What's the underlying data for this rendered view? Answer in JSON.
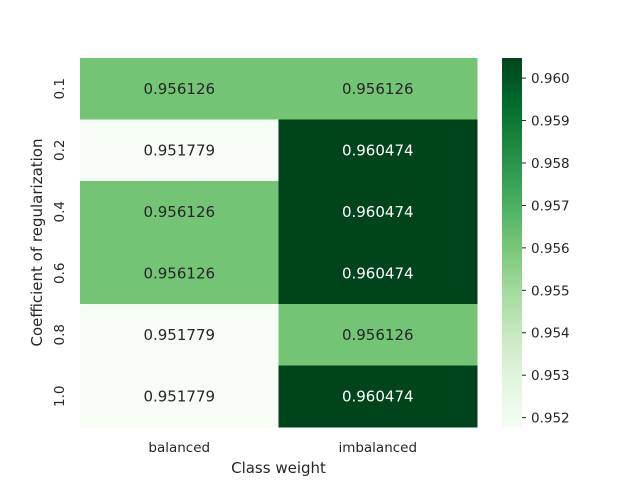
{
  "chart_data": {
    "type": "heatmap",
    "title": "",
    "xlabel": "Class weight",
    "ylabel": "Coefficient of regularization",
    "x_categories": [
      "balanced",
      "imbalanced"
    ],
    "y_categories": [
      "0.1",
      "0.2",
      "0.4",
      "0.6",
      "0.8",
      "1.0"
    ],
    "values": [
      [
        0.956126,
        0.956126
      ],
      [
        0.951779,
        0.960474
      ],
      [
        0.956126,
        0.960474
      ],
      [
        0.956126,
        0.960474
      ],
      [
        0.951779,
        0.956126
      ],
      [
        0.951779,
        0.960474
      ]
    ],
    "value_labels": [
      [
        "0.956126",
        "0.956126"
      ],
      [
        "0.951779",
        "0.960474"
      ],
      [
        "0.956126",
        "0.960474"
      ],
      [
        "0.956126",
        "0.960474"
      ],
      [
        "0.951779",
        "0.956126"
      ],
      [
        "0.951779",
        "0.960474"
      ]
    ],
    "colormap": "Greens",
    "colorbar": {
      "vmin": 0.951779,
      "vmax": 0.960474,
      "ticks": [
        0.952,
        0.953,
        0.954,
        0.955,
        0.956,
        0.957,
        0.958,
        0.959,
        0.96
      ],
      "tick_labels": [
        "0.952",
        "0.953",
        "0.954",
        "0.955",
        "0.956",
        "0.957",
        "0.958",
        "0.959",
        "0.960"
      ]
    },
    "text_colors": {
      "on_dark": "#ffffff",
      "on_light": "#262626"
    },
    "grid": false
  }
}
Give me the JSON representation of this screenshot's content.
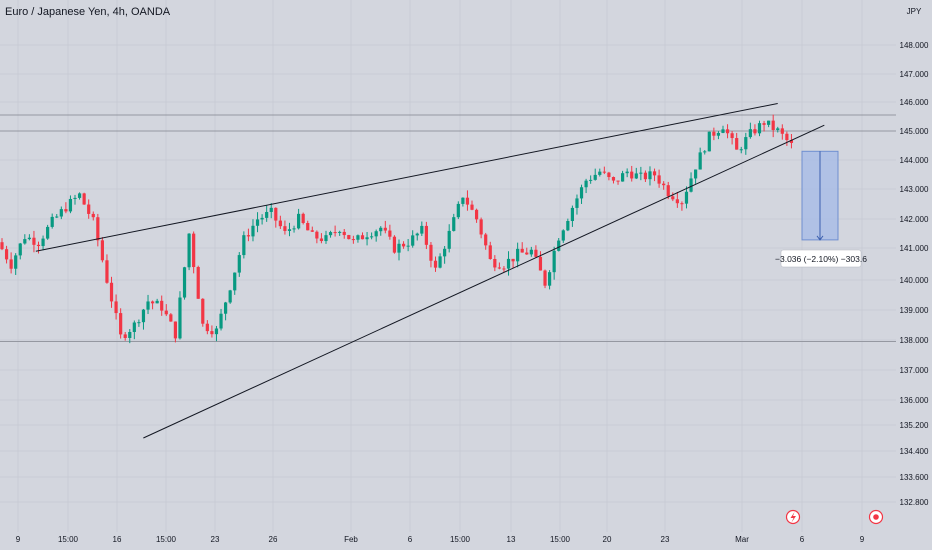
{
  "header": {
    "symbol_title": "Euro / Japanese Yen, 4h, OANDA"
  },
  "axis": {
    "currency": "JPY"
  },
  "measure": {
    "label": "−3.036 (−2.10%) −303.6"
  },
  "colors": {
    "background": "#d3d6de",
    "up": "#089981",
    "down": "#f23645",
    "trendline": "#131722",
    "measure_fill": "#a9bde6",
    "measure_border": "#6f8fd0",
    "text": "#131722",
    "hline": "#9598a1"
  },
  "chart_data": {
    "type": "candlestick",
    "title": "Euro / Japanese Yen, 4h, OANDA",
    "y_axis_ticks": [
      "148.000",
      "147.000",
      "146.000",
      "145.000",
      "144.000",
      "143.000",
      "142.000",
      "141.000",
      "140.000",
      "139.000",
      "138.000",
      "137.000",
      "136.000",
      "135.200",
      "134.400",
      "133.600",
      "132.800"
    ],
    "x_axis_ticks": [
      "9",
      "15:00",
      "16",
      "15:00",
      "23",
      "26",
      "Feb",
      "6",
      "15:00",
      "13",
      "15:00",
      "20",
      "23",
      "Mar",
      "6",
      "9"
    ],
    "horizontal_levels": [
      145.55,
      145.0,
      137.95
    ],
    "trendlines": [
      {
        "name": "upper",
        "from": [
          0.04,
          140.9
        ],
        "to": [
          0.868,
          145.95
        ]
      },
      {
        "name": "lower",
        "from": [
          0.16,
          134.8
        ],
        "to": [
          0.92,
          145.2
        ]
      }
    ],
    "measure_range": {
      "high": 144.3,
      "low": 141.28,
      "change": -3.036,
      "change_pct": -2.1,
      "pips": -303.6
    },
    "close_path": [
      141.2,
      140.5,
      141.4,
      141.2,
      141.9,
      142.4,
      142.8,
      141.9,
      140.0,
      138.1,
      138.5,
      139.3,
      139.1,
      138.2,
      141.5,
      138.5,
      138.3,
      139.8,
      141.3,
      142.0,
      142.2,
      141.5,
      142.0,
      141.4,
      141.3,
      141.7,
      141.2,
      141.5,
      141.7,
      141.0,
      141.2,
      141.6,
      140.3,
      141.5,
      142.8,
      142.0,
      140.6,
      140.5,
      140.8,
      140.9,
      139.9,
      141.4,
      142.4,
      143.3,
      143.6,
      143.2,
      143.6,
      143.4,
      143.5,
      142.9,
      142.6,
      143.8,
      144.8,
      145.2,
      144.3,
      144.9,
      145.3,
      145.0,
      144.5
    ],
    "series": [
      {
        "name": "EURJPY 4h",
        "description": "OHLC candles generated along close_path"
      }
    ]
  }
}
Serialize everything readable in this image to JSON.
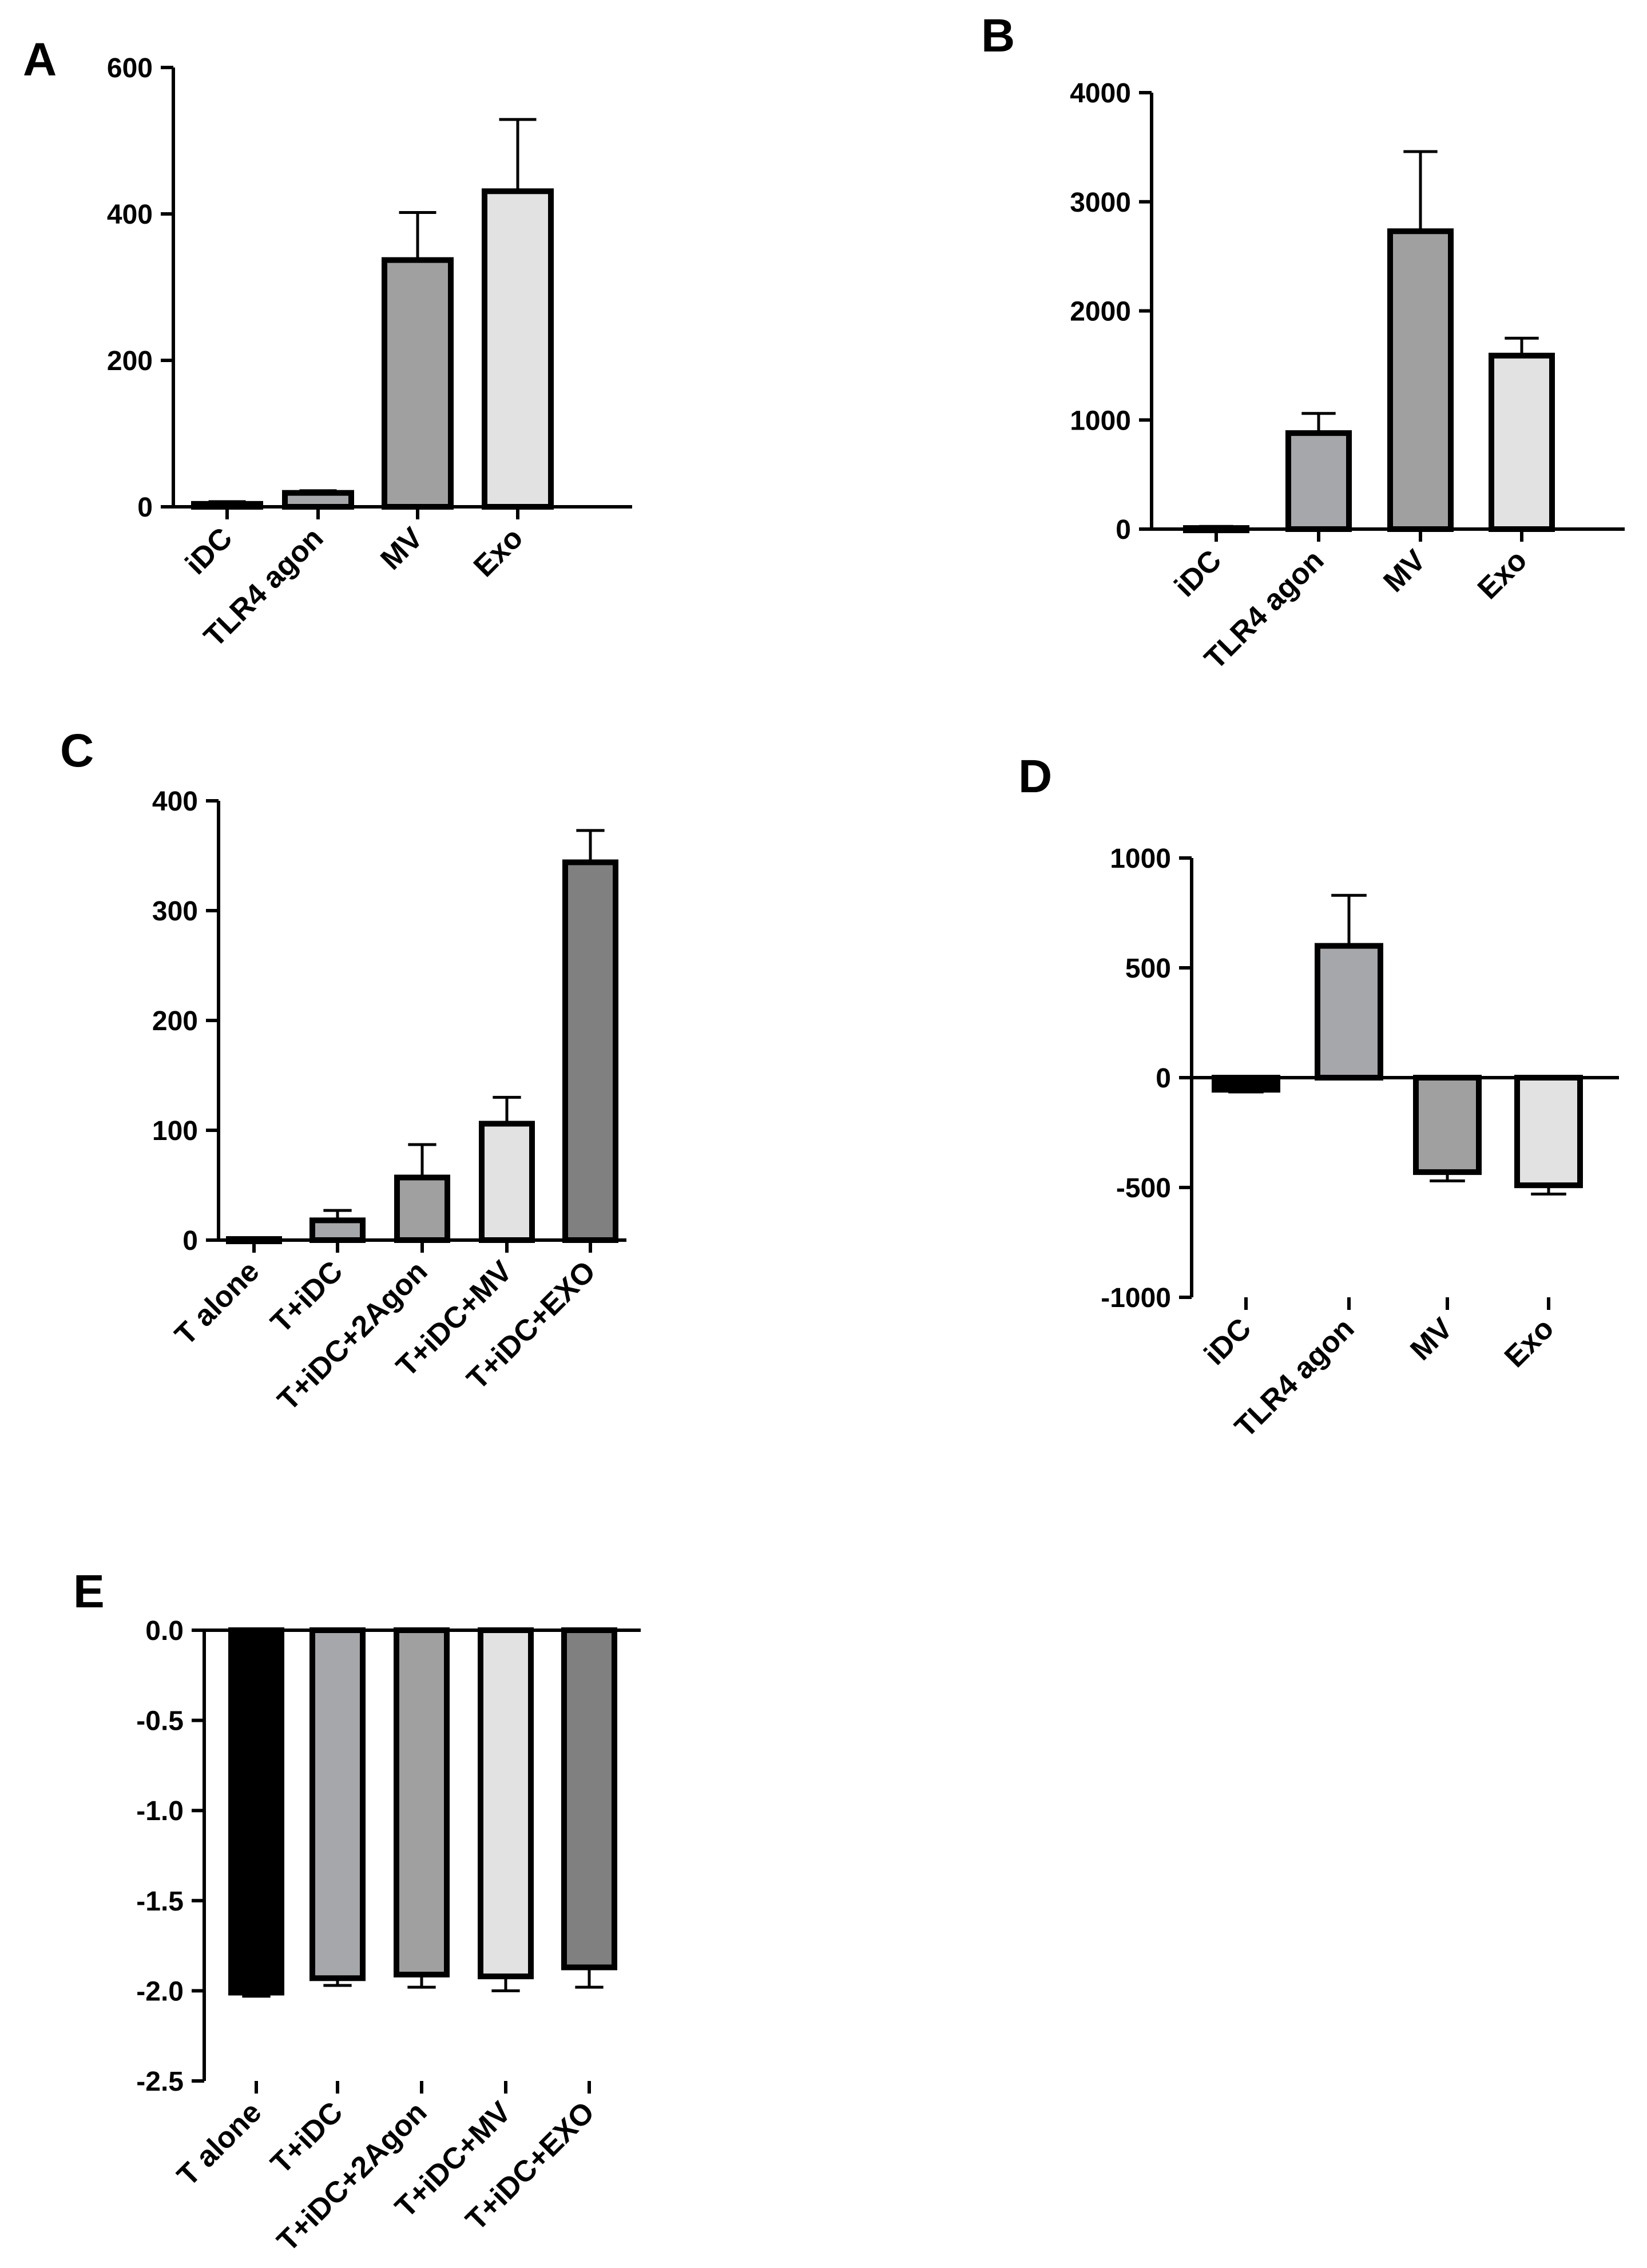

# # # # #

◆ **Stated goal**
Copy all of the entries verbatim, leaving out any pictures they contain.

◆ **Full answer**
What's the underlying data for this rendered view? Answer in JSON.
{
  "chart_data": {
    "type": "heatmap",
    "title": "",
    "xlabel": "Class weight",
    "ylabel": "Coefficient of regularization",
    "x_categories": [
      "balanced",
      "imbalanced"
    ],
    "y_categories": [
      "0.1",
      "0.2",
      "0.4",
      "0.6",
      "0.8",
      "1.0"
    ],
    "values": [
      [
        0.956126,
        0.956126
      ],
      [
        0.951779,
        0.960474
      ],
      [
        0.956126,
        0.960474
      ],
      [
        0.956126,
        0.960474
      ],
      [
        0.951779,
        0.956126
      ],
      [
        0.951779,
        0.960474
      ]
    ],
    "value_labels": [
      [
        "0.956126",
        "0.956126"
      ],
      [
        "0.951779",
        "0.960474"
      ],
      [
        "0.956126",
        "0.960474"
      ],
      [
        "0.956126",
        "0.960474"
      ],
      [
        "0.951779",
        "0.956126"
      ],
      [
        "0.951779",
        "0.960474"
      ]
    ],
    "colormap": "Greens",
    "colorbar": {
      "vmin": 0.951779,
      "vmax": 0.960474,
      "ticks": [
        0.952,
        0.953,
        0.954,
        0.955,
        0.956,
        0.957,
        0.958,
        0.959,
        0.96
      ],
      "tick_labels": [
        "0.952",
        "0.953",
        "0.954",
        "0.955",
        "0.956",
        "0.957",
        "0.958",
        "0.959",
        "0.960"
      ]
    },
    "text_colors": {
      "on_dark": "#ffffff",
      "on_light": "#262626"
    },
    "grid": false
  }
}
Give me the JSON representation of this screenshot's content.
{
  "header": {
    "symbol_title": "Euro / Japanese Yen, 4h, OANDA"
  },
  "axis": {
    "currency": "JPY"
  },
  "measure": {
    "label": "−3.036 (−2.10%) −303.6"
  },
  "colors": {
    "background": "#d3d6de",
    "up": "#089981",
    "down": "#f23645",
    "trendline": "#131722",
    "measure_fill": "#a9bde6",
    "measure_border": "#6f8fd0",
    "text": "#131722",
    "hline": "#9598a1"
  },
  "chart_data": {
    "type": "candlestick",
    "title": "Euro / Japanese Yen, 4h, OANDA",
    "y_axis_ticks": [
      "148.000",
      "147.000",
      "146.000",
      "145.000",
      "144.000",
      "143.000",
      "142.000",
      "141.000",
      "140.000",
      "139.000",
      "138.000",
      "137.000",
      "136.000",
      "135.200",
      "134.400",
      "133.600",
      "132.800"
    ],
    "x_axis_ticks": [
      "9",
      "15:00",
      "16",
      "15:00",
      "23",
      "26",
      "Feb",
      "6",
      "15:00",
      "13",
      "15:00",
      "20",
      "23",
      "Mar",
      "6",
      "9"
    ],
    "horizontal_levels": [
      145.55,
      145.0,
      137.95
    ],
    "trendlines": [
      {
        "name": "upper",
        "from": [
          0.04,
          140.9
        ],
        "to": [
          0.868,
          145.95
        ]
      },
      {
        "name": "lower",
        "from": [
          0.16,
          134.8
        ],
        "to": [
          0.92,
          145.2
        ]
      }
    ],
    "measure_range": {
      "high": 144.3,
      "low": 141.28,
      "change": -3.036,
      "change_pct": -2.1,
      "pips": -303.6
    },
    "close_path": [
      141.2,
      140.5,
      141.4,
      141.2,
      141.9,
      142.4,
      142.8,
      141.9,
      140.0,
      138.1,
      138.5,
      139.3,
      139.1,
      138.2,
      141.5,
      138.5,
      138.3,
      139.8,
      141.3,
      142.0,
      142.2,
      141.5,
      142.0,
      141.4,
      141.3,
      141.7,
      141.2,
      141.5,
      141.7,
      141.0,
      141.2,
      141.6,
      140.3,
      141.5,
      142.8,
      142.0,
      140.6,
      140.5,
      140.8,
      140.9,
      139.9,
      141.4,
      142.4,
      143.3,
      143.6,
      143.2,
      143.6,
      143.4,
      143.5,
      142.9,
      142.6,
      143.8,
      144.8,
      145.2,
      144.3,
      144.9,
      145.3,
      145.0,
      144.5
    ],
    "series": [
      {
        "name": "EURJPY 4h",
        "description": "OHLC candles generated along close_path"
      }
    ]
  }
}
Serialize everything readable in this image to JSON.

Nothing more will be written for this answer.